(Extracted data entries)
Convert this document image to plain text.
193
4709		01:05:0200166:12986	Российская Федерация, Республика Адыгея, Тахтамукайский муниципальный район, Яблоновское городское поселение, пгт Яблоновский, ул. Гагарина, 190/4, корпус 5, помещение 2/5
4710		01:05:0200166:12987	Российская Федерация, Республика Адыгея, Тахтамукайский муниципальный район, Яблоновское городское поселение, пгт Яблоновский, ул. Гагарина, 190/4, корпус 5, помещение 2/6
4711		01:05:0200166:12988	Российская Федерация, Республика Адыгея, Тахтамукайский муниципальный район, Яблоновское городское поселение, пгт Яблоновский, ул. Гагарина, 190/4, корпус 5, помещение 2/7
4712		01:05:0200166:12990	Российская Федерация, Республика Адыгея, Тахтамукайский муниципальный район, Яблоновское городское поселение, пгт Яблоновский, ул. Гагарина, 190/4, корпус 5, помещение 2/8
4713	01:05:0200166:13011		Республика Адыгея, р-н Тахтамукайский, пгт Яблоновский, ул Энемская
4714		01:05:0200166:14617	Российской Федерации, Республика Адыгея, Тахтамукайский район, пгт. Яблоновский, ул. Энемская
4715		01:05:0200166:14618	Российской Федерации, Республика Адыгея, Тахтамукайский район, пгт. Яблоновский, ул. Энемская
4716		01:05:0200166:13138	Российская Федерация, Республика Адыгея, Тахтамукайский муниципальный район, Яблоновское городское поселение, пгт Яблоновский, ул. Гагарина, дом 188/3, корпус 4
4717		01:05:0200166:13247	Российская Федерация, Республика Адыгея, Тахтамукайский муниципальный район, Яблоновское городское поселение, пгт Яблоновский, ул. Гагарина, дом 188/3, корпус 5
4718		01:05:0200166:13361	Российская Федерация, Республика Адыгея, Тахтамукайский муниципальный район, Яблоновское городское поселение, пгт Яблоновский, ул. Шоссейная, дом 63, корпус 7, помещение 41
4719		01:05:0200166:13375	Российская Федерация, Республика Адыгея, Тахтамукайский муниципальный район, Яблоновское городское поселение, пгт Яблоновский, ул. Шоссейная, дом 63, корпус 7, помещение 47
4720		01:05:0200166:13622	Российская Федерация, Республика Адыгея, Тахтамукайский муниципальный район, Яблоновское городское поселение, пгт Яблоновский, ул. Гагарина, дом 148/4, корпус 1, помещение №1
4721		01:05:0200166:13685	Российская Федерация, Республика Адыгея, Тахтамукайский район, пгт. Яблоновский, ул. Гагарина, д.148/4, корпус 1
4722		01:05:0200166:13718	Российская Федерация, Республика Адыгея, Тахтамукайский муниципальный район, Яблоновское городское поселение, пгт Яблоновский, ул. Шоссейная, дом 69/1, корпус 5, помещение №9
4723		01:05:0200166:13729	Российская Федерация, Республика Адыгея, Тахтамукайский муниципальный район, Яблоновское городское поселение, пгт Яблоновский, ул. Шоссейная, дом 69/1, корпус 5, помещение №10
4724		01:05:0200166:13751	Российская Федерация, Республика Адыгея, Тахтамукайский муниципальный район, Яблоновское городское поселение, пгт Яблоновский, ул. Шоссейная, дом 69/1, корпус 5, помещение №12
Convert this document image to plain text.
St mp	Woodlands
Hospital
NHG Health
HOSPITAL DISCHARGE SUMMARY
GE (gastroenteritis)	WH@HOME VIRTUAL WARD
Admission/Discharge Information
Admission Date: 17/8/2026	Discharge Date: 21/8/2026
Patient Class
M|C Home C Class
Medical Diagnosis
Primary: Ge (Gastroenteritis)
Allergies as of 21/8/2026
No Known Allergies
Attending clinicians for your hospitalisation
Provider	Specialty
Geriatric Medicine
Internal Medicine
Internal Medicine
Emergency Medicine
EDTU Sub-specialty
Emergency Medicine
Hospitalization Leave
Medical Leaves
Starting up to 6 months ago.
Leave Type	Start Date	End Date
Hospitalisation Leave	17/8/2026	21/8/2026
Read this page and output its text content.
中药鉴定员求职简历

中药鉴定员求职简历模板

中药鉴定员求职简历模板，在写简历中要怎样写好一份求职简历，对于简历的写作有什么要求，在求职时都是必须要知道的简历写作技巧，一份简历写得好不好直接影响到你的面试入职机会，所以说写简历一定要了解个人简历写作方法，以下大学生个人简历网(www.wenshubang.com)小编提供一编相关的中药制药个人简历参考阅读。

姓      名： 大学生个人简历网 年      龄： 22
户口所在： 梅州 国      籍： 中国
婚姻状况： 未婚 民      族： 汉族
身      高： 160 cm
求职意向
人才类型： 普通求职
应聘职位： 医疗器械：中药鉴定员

**INSTRUCTIONS FOR THE TASK:**
Write the complete data out, exactly as above.

**OUTPUT FOR THIS TASK:**
Convert this document image to plain text.
193
4709		01:05:0200166:12986	Российская Федерация, Республика Адыгея, Тахтамукайский муниципальный район, Яблоновское городское поселение, пгт Яблоновский, ул. Гагарина, 190/4, корпус 5, помещение 2/5
4710		01:05:0200166:12987	Российская Федерация, Республика Адыгея, Тахтамукайский муниципальный район, Яблоновское городское поселение, пгт Яблоновский, ул. Гагарина, 190/4, корпус 5, помещение 2/6
4711		01:05:0200166:12988	Российская Федерация, Республика Адыгея, Тахтамукайский муниципальный район, Яблоновское городское поселение, пгт Яблоновский, ул. Гагарина, 190/4, корпус 5, помещение 2/7
4712		01:05:0200166:12990	Российская Федерация, Республика Адыгея, Тахтамукайский муниципальный район, Яблоновское городское поселение, пгт Яблоновский, ул. Гагарина, 190/4, корпус 5, помещение 2/8
4713	01:05:0200166:13011		Республика Адыгея, р-н Тахтамукайский, пгт Яблоновский, ул Энемская
4714		01:05:0200166:14617	Российской Федерации, Республика Адыгея, Тахтамукайский район, пгт. Яблоновский, ул. Энемская
4715		01:05:0200166:14618	Российской Федерации, Республика Адыгея, Тахтамукайский район, пгт. Яблоновский, ул. Энемская
4716		01:05:0200166:13138	Российская Федерация, Республика Адыгея, Тахтамукайский муниципальный район, Яблоновское городское поселение, пгт Яблоновский, ул. Гагарина, дом 188/3, корпус 4
4717		01:05:0200166:13247	Российская Федерация, Республика Адыгея, Тахтамукайский муниципальный район, Яблоновское городское поселение, пгт Яблоновский, ул. Гагарина, дом 188/3, корпус 5
4718		01:05:0200166:13361	Российская Федерация, Республика Адыгея, Тахтамукайский муниципальный район, Яблоновское городское поселение, пгт Яблоновский, ул. Шоссейная, дом 63, корпус 7, помещение 41
4719		01:05:0200166:13375	Российская Федерация, Республика Адыгея, Тахтамукайский муниципальный район, Яблоновское городское поселение, пгт Яблоновский, ул. Шоссейная, дом 63, корпус 7, помещение 47
4720		01:05:0200166:13622	Российская Федерация, Республика Адыгея, Тахтамукайский муниципальный район, Яблоновское городское поселение, пгт Яблоновский, ул. Гагарина, дом 148/4, корпус 1, помещение №1
4721		01:05:0200166:13685	Российская Федерация, Республика Адыгея, Тахтамукайский район, пгт. Яблоновский, ул. Гагарина, д.148/4, корпус 1
4722		01:05:0200166:13718	Российская Федерация, Республика Адыгея, Тахтамукайский муниципальный район, Яблоновское городское поселение, пгт Яблоновский, ул. Шоссейная, дом 69/1, корпус 5, помещение №9
4723		01:05:0200166:13729	Российская Федерация, Республика Адыгея, Тахтамукайский муниципальный район, Яблоновское городское поселение, пгт Яблоновский, ул. Шоссейная, дом 69/1, корпус 5, помещение №10
4724		01:05:0200166:13751	Российская Федерация, Республика Адыгея, Тахтамукайский муниципальный район, Яблоновское городское поселение, пгт Яблоновский, ул. Шоссейная, дом 69/1, корпус 5, помещение №12
Convert this document image to plain text.
St mp	Woodlands
Hospital
NHG Health
HOSPITAL DISCHARGE SUMMARY
GE (gastroenteritis)	WH@HOME VIRTUAL WARD
Admission/Discharge Information
Admission Date: 17/8/2026	Discharge Date: 21/8/2026
Patient Class
M|C Home C Class
Medical Diagnosis
Primary: Ge (Gastroenteritis)
Allergies as of 21/8/2026
No Known Allergies
Attending clinicians for your hospitalisation
Provider	Specialty
Geriatric Medicine
Internal Medicine
Internal Medicine
Emergency Medicine
EDTU Sub-specialty
Emergency Medicine
Hospitalization Leave
Medical Leaves
Starting up to 6 months ago.
Leave Type	Start Date	End Date
Hospitalisation Leave	17/8/2026	21/8/2026
Read this page and output its text content.
中药鉴定员求职简历

中药鉴定员求职简历模板

中药鉴定员求职简历模板，在写简历中要怎样写好一份求职简历，对于简历的写作有什么要求，在求职时都是必须要知道的简历写作技巧，一份简历写得好不好直接影响到你的面试入职机会，所以说写简历一定要了解个人简历写作方法，以下大学生个人简历网(www.wenshubang.com)小编提供一编相关的中药制药个人简历参考阅读。

姓      名： 大学生个人简历网 年      龄： 22
户口所在： 梅州 国      籍： 中国
婚姻状况： 未婚 民      族： 汉族
身      高： 160 cm
求职意向
人才类型： 普通求职
应聘职位： 医疗器械：中药鉴定员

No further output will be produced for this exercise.